(What the task asks): Exclude the pictures, then repeat the remaining data exactly.

(Available records):
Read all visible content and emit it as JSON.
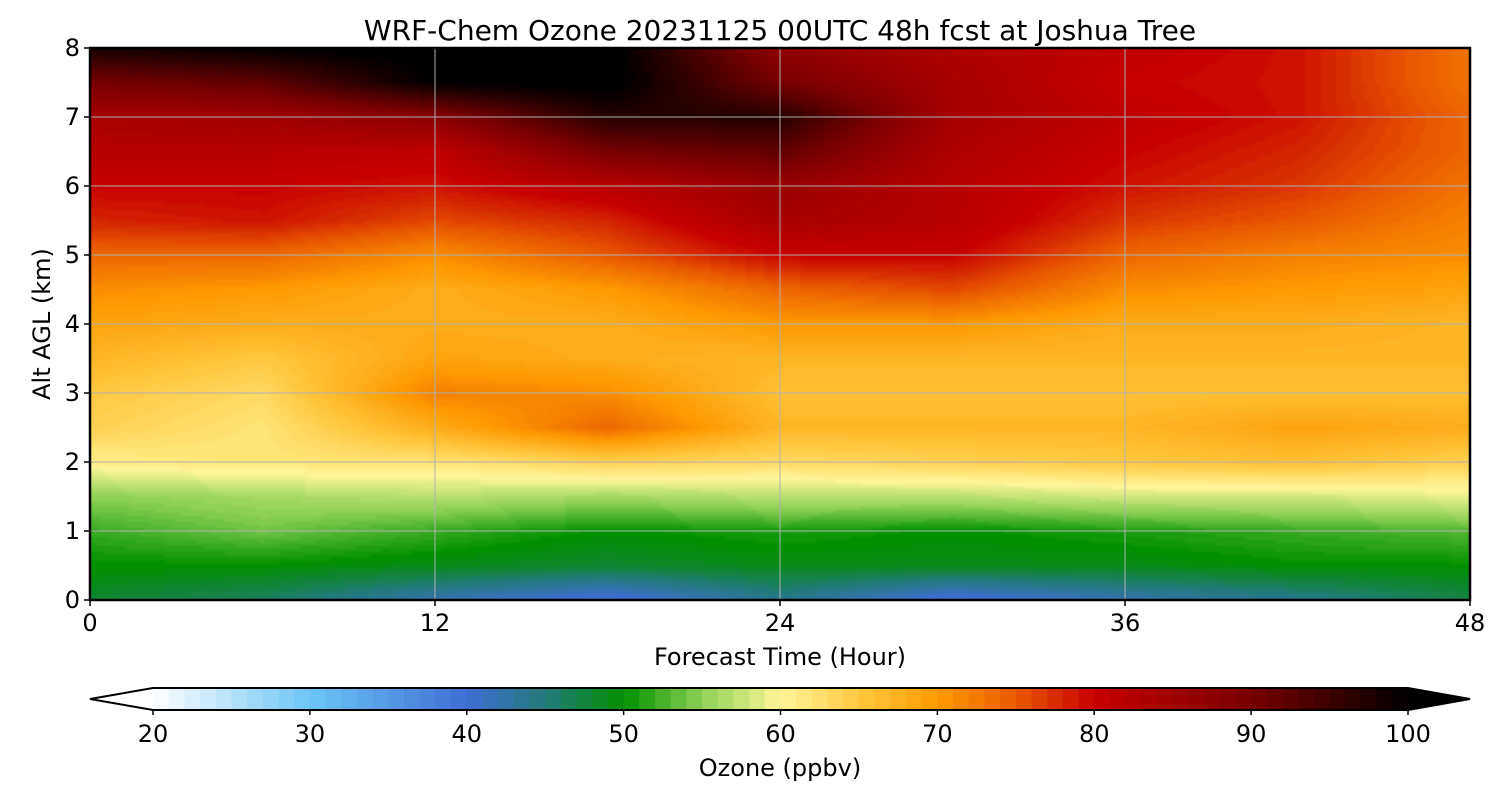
{
  "chart_data": {
    "type": "heatmap",
    "title": "WRF-Chem Ozone  20231125 00UTC 48h fcst at Joshua Tree",
    "xlabel": "Forecast Time (Hour)",
    "ylabel": "Alt AGL (km)",
    "xlim": [
      0,
      48
    ],
    "ylim": [
      0,
      8
    ],
    "x_ticks": [
      0,
      12,
      24,
      36,
      48
    ],
    "y_ticks": [
      0,
      1,
      2,
      3,
      4,
      5,
      6,
      7,
      8
    ],
    "grid": true,
    "x": [
      0,
      6,
      12,
      18,
      24,
      30,
      36,
      42,
      48
    ],
    "y": [
      0,
      0.5,
      1,
      1.5,
      2,
      2.5,
      3,
      3.5,
      4,
      4.5,
      5,
      5.5,
      6,
      6.5,
      7,
      7.5,
      8
    ],
    "z": [
      [
        48,
        46,
        42,
        39,
        44,
        39,
        42,
        44,
        47
      ],
      [
        50,
        50,
        49,
        48,
        49,
        49,
        49,
        50,
        50
      ],
      [
        52,
        54,
        52,
        50,
        51,
        50,
        51,
        52,
        53
      ],
      [
        55,
        56,
        57,
        56,
        57,
        57,
        58,
        58,
        59
      ],
      [
        61,
        62,
        62,
        64,
        63,
        64,
        65,
        66,
        64
      ],
      [
        64,
        62,
        68,
        74,
        67,
        67,
        67,
        69,
        68
      ],
      [
        65,
        63,
        72,
        71,
        66,
        66,
        66,
        66,
        66
      ],
      [
        67,
        65,
        69,
        68,
        67,
        67,
        67,
        67,
        67
      ],
      [
        69,
        68,
        68,
        68,
        70,
        70,
        68,
        68,
        67
      ],
      [
        71,
        70,
        68,
        70,
        74,
        76,
        71,
        70,
        69
      ],
      [
        74,
        74,
        71,
        75,
        80,
        80,
        74,
        72,
        71
      ],
      [
        78,
        79,
        76,
        78,
        84,
        82,
        77,
        75,
        72
      ],
      [
        80,
        80,
        79,
        82,
        86,
        82,
        79,
        77,
        73
      ],
      [
        82,
        82,
        81,
        90,
        92,
        83,
        80,
        78,
        74
      ],
      [
        84,
        85,
        88,
        97,
        97,
        84,
        81,
        79,
        74
      ],
      [
        90,
        92,
        100,
        101,
        90,
        84,
        80,
        79,
        73
      ],
      [
        98,
        100,
        101,
        101,
        87,
        83,
        81,
        79,
        73
      ]
    ],
    "colorbar": {
      "label": "Ozone  (ppbv)",
      "min": 20,
      "max": 100,
      "ticks": [
        20,
        30,
        40,
        50,
        60,
        70,
        80,
        90,
        100
      ],
      "extend": "both",
      "stops": [
        {
          "value": 20,
          "color": "#ffffff"
        },
        {
          "value": 30,
          "color": "#6cc5f5"
        },
        {
          "value": 40,
          "color": "#3f6ed4"
        },
        {
          "value": 45,
          "color": "#237a7a"
        },
        {
          "value": 50,
          "color": "#009000"
        },
        {
          "value": 55,
          "color": "#8ed158"
        },
        {
          "value": 60,
          "color": "#fff69a"
        },
        {
          "value": 65,
          "color": "#ffc840"
        },
        {
          "value": 70,
          "color": "#ff9a00"
        },
        {
          "value": 75,
          "color": "#e85a00"
        },
        {
          "value": 80,
          "color": "#c80000"
        },
        {
          "value": 90,
          "color": "#780000"
        },
        {
          "value": 100,
          "color": "#000000"
        }
      ]
    }
  }
}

(Exercise answer):
Read all visible content and emit it as JSON.
{
  "chart_data": {
    "type": "heatmap",
    "title": "WRF-Chem Ozone  20231125 00UTC 48h fcst at Joshua Tree",
    "xlabel": "Forecast Time (Hour)",
    "ylabel": "Alt AGL (km)",
    "xlim": [
      0,
      48
    ],
    "ylim": [
      0,
      8
    ],
    "x_ticks": [
      0,
      12,
      24,
      36,
      48
    ],
    "y_ticks": [
      0,
      1,
      2,
      3,
      4,
      5,
      6,
      7,
      8
    ],
    "grid": true,
    "x": [
      0,
      6,
      12,
      18,
      24,
      30,
      36,
      42,
      48
    ],
    "y": [
      0,
      0.5,
      1,
      1.5,
      2,
      2.5,
      3,
      3.5,
      4,
      4.5,
      5,
      5.5,
      6,
      6.5,
      7,
      7.5,
      8
    ],
    "z": [
      [
        48,
        46,
        42,
        39,
        44,
        39,
        42,
        44,
        47
      ],
      [
        50,
        50,
        49,
        48,
        49,
        49,
        49,
        50,
        50
      ],
      [
        52,
        54,
        52,
        50,
        51,
        50,
        51,
        52,
        53
      ],
      [
        55,
        56,
        57,
        56,
        57,
        57,
        58,
        58,
        59
      ],
      [
        61,
        62,
        62,
        64,
        63,
        64,
        65,
        66,
        64
      ],
      [
        64,
        62,
        68,
        74,
        67,
        67,
        67,
        69,
        68
      ],
      [
        65,
        63,
        72,
        71,
        66,
        66,
        66,
        66,
        66
      ],
      [
        67,
        65,
        69,
        68,
        67,
        67,
        67,
        67,
        67
      ],
      [
        69,
        68,
        68,
        68,
        70,
        70,
        68,
        68,
        67
      ],
      [
        71,
        70,
        68,
        70,
        74,
        76,
        71,
        70,
        69
      ],
      [
        74,
        74,
        71,
        75,
        80,
        80,
        74,
        72,
        71
      ],
      [
        78,
        79,
        76,
        78,
        84,
        82,
        77,
        75,
        72
      ],
      [
        80,
        80,
        79,
        82,
        86,
        82,
        79,
        77,
        73
      ],
      [
        82,
        82,
        81,
        90,
        92,
        83,
        80,
        78,
        74
      ],
      [
        84,
        85,
        88,
        97,
        97,
        84,
        81,
        79,
        74
      ],
      [
        90,
        92,
        100,
        101,
        90,
        84,
        80,
        79,
        73
      ],
      [
        98,
        100,
        101,
        101,
        87,
        83,
        81,
        79,
        73
      ]
    ],
    "colorbar": {
      "label": "Ozone  (ppbv)",
      "min": 20,
      "max": 100,
      "ticks": [
        20,
        30,
        40,
        50,
        60,
        70,
        80,
        90,
        100
      ],
      "extend": "both",
      "stops": [
        {
          "value": 20,
          "color": "#ffffff"
        },
        {
          "value": 30,
          "color": "#6cc5f5"
        },
        {
          "value": 40,
          "color": "#3f6ed4"
        },
        {
          "value": 45,
          "color": "#237a7a"
        },
        {
          "value": 50,
          "color": "#009000"
        },
        {
          "value": 55,
          "color": "#8ed158"
        },
        {
          "value": 60,
          "color": "#fff69a"
        },
        {
          "value": 65,
          "color": "#ffc840"
        },
        {
          "value": 70,
          "color": "#ff9a00"
        },
        {
          "value": 75,
          "color": "#e85a00"
        },
        {
          "value": 80,
          "color": "#c80000"
        },
        {
          "value": 90,
          "color": "#780000"
        },
        {
          "value": 100,
          "color": "#000000"
        }
      ]
    }
  }
}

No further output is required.